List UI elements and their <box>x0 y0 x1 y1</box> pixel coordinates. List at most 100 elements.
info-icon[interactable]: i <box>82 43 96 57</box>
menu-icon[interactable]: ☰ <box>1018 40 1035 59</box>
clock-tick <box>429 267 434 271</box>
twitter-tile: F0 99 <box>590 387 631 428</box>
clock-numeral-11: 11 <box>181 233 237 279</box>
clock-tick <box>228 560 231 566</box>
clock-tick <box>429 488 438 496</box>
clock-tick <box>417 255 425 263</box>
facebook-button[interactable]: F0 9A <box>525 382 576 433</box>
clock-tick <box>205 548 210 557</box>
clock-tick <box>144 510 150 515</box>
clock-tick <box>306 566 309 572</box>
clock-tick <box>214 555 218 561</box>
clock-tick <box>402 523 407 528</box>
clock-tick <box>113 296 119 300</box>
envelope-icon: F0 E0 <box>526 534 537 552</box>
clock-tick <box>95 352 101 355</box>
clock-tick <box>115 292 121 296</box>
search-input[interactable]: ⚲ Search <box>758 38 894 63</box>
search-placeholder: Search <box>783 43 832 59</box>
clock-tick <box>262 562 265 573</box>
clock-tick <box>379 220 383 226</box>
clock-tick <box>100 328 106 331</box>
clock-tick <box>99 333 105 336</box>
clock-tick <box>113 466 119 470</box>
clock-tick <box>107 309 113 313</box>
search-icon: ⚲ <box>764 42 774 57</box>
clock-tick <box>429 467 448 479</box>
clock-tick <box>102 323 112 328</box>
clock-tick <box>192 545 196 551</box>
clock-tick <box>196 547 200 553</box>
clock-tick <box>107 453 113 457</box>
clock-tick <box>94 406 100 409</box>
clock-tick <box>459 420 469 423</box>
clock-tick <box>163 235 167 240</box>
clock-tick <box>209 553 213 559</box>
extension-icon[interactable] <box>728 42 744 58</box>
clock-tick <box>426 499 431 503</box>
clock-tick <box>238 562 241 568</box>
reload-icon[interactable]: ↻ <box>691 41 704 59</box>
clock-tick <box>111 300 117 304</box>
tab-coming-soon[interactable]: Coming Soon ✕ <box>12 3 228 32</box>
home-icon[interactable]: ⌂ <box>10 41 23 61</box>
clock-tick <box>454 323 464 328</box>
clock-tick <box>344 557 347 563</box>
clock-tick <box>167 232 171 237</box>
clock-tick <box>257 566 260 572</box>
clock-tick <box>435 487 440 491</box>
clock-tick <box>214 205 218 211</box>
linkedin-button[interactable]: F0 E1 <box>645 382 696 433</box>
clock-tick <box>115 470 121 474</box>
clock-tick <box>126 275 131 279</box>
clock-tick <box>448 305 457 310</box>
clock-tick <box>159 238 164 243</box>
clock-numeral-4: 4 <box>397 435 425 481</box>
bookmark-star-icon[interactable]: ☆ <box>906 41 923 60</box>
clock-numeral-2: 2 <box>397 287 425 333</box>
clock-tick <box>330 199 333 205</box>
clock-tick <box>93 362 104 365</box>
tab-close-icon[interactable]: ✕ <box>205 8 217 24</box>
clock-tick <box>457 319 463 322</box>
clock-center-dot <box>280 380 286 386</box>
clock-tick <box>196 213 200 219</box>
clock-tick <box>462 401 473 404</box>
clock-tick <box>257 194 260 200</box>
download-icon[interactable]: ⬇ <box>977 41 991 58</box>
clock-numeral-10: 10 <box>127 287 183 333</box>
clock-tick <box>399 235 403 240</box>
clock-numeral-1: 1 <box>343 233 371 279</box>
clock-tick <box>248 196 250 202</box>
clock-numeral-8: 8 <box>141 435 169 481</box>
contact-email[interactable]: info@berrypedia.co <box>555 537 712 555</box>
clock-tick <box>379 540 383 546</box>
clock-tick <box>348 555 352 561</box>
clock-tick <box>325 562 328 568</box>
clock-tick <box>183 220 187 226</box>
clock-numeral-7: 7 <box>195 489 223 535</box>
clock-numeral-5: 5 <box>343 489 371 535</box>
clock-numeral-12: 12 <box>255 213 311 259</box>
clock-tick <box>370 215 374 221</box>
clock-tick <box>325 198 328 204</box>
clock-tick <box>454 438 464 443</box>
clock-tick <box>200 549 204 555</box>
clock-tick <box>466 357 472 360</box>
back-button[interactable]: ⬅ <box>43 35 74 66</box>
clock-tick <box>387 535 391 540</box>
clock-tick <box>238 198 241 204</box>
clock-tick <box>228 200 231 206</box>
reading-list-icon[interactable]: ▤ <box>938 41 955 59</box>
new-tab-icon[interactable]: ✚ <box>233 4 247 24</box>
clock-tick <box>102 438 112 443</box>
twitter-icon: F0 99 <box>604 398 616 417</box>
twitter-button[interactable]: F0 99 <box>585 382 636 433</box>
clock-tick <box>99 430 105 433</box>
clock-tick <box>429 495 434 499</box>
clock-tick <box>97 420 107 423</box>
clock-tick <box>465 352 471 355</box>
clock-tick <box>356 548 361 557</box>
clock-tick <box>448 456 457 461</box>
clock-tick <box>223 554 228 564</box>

══════

Short task
Copy every line of the records above without changing a single character.

Answer below
List UI elements and their <box>x0 y0 x1 y1</box> pixel coordinates. List at most 100 elements.
info-icon[interactable]: i <box>82 43 96 57</box>
menu-icon[interactable]: ☰ <box>1018 40 1035 59</box>
clock-tick <box>429 267 434 271</box>
twitter-tile: F0 99 <box>590 387 631 428</box>
clock-numeral-11: 11 <box>181 233 237 279</box>
clock-tick <box>228 560 231 566</box>
clock-tick <box>429 488 438 496</box>
clock-tick <box>417 255 425 263</box>
facebook-button[interactable]: F0 9A <box>525 382 576 433</box>
clock-tick <box>205 548 210 557</box>
clock-tick <box>144 510 150 515</box>
clock-tick <box>306 566 309 572</box>
clock-tick <box>214 555 218 561</box>
clock-tick <box>402 523 407 528</box>
clock-tick <box>113 296 119 300</box>
envelope-icon: F0 E0 <box>526 534 537 552</box>
clock-tick <box>95 352 101 355</box>
clock-tick <box>115 292 121 296</box>
search-input[interactable]: ⚲ Search <box>758 38 894 63</box>
search-placeholder: Search <box>783 43 832 59</box>
clock-tick <box>262 562 265 573</box>
clock-tick <box>379 220 383 226</box>
clock-tick <box>100 328 106 331</box>
clock-tick <box>99 333 105 336</box>
clock-tick <box>113 466 119 470</box>
clock-tick <box>107 309 113 313</box>
search-icon: ⚲ <box>764 42 774 57</box>
clock-tick <box>429 467 448 479</box>
clock-tick <box>102 323 112 328</box>
clock-tick <box>192 545 196 551</box>
clock-tick <box>196 547 200 553</box>
clock-tick <box>107 453 113 457</box>
clock-tick <box>94 406 100 409</box>
clock-tick <box>459 420 469 423</box>
clock-tick <box>163 235 167 240</box>
clock-tick <box>209 553 213 559</box>
extension-icon[interactable] <box>728 42 744 58</box>
clock-tick <box>426 499 431 503</box>
clock-tick <box>238 562 241 568</box>
reload-icon[interactable]: ↻ <box>691 41 704 59</box>
clock-tick <box>111 300 117 304</box>
tab-coming-soon[interactable]: Coming Soon ✕ <box>12 3 228 32</box>
home-icon[interactable]: ⌂ <box>10 41 23 61</box>
clock-tick <box>454 323 464 328</box>
clock-tick <box>344 557 347 563</box>
clock-tick <box>167 232 171 237</box>
clock-tick <box>257 566 260 572</box>
clock-tick <box>435 487 440 491</box>
clock-tick <box>214 205 218 211</box>
linkedin-button[interactable]: F0 E1 <box>645 382 696 433</box>
clock-tick <box>115 470 121 474</box>
clock-tick <box>126 275 131 279</box>
clock-tick <box>448 305 457 310</box>
clock-tick <box>159 238 164 243</box>
clock-numeral-4: 4 <box>397 435 425 481</box>
bookmark-star-icon[interactable]: ☆ <box>906 41 923 60</box>
clock-numeral-2: 2 <box>397 287 425 333</box>
clock-tick <box>330 199 333 205</box>
clock-tick <box>93 362 104 365</box>
tab-close-icon[interactable]: ✕ <box>205 8 217 24</box>
clock-tick <box>457 319 463 322</box>
clock-center-dot <box>280 380 286 386</box>
clock-tick <box>196 213 200 219</box>
clock-tick <box>462 401 473 404</box>
clock-tick <box>257 194 260 200</box>
download-icon[interactable]: ⬇ <box>977 41 991 58</box>
clock-numeral-10: 10 <box>127 287 183 333</box>
clock-tick <box>399 235 403 240</box>
clock-numeral-1: 1 <box>343 233 371 279</box>
clock-tick <box>248 196 250 202</box>
clock-numeral-8: 8 <box>141 435 169 481</box>
contact-email[interactable]: info@berrypedia.co <box>555 537 712 555</box>
clock-tick <box>379 540 383 546</box>
clock-tick <box>348 555 352 561</box>
clock-tick <box>325 562 328 568</box>
clock-tick <box>183 220 187 226</box>
clock-numeral-7: 7 <box>195 489 223 535</box>
clock-numeral-5: 5 <box>343 489 371 535</box>
clock-numeral-12: 12 <box>255 213 311 259</box>
clock-tick <box>370 215 374 221</box>
clock-tick <box>325 198 328 204</box>
clock-tick <box>454 438 464 443</box>
clock-tick <box>200 549 204 555</box>
clock-tick <box>466 357 472 360</box>
back-button[interactable]: ⬅ <box>43 35 74 66</box>
clock-tick <box>387 535 391 540</box>
clock-tick <box>238 198 241 204</box>
clock-tick <box>228 200 231 206</box>
reading-list-icon[interactable]: ▤ <box>938 41 955 59</box>
new-tab-icon[interactable]: ✚ <box>233 4 247 24</box>
clock-tick <box>102 438 112 443</box>
twitter-icon: F0 99 <box>604 398 616 417</box>
twitter-button[interactable]: F0 99 <box>585 382 636 433</box>
clock-tick <box>99 430 105 433</box>
clock-tick <box>429 495 434 499</box>
clock-tick <box>97 420 107 423</box>
clock-tick <box>465 352 471 355</box>
clock-tick <box>356 548 361 557</box>
clock-tick <box>448 456 457 461</box>
clock-tick <box>223 554 228 564</box>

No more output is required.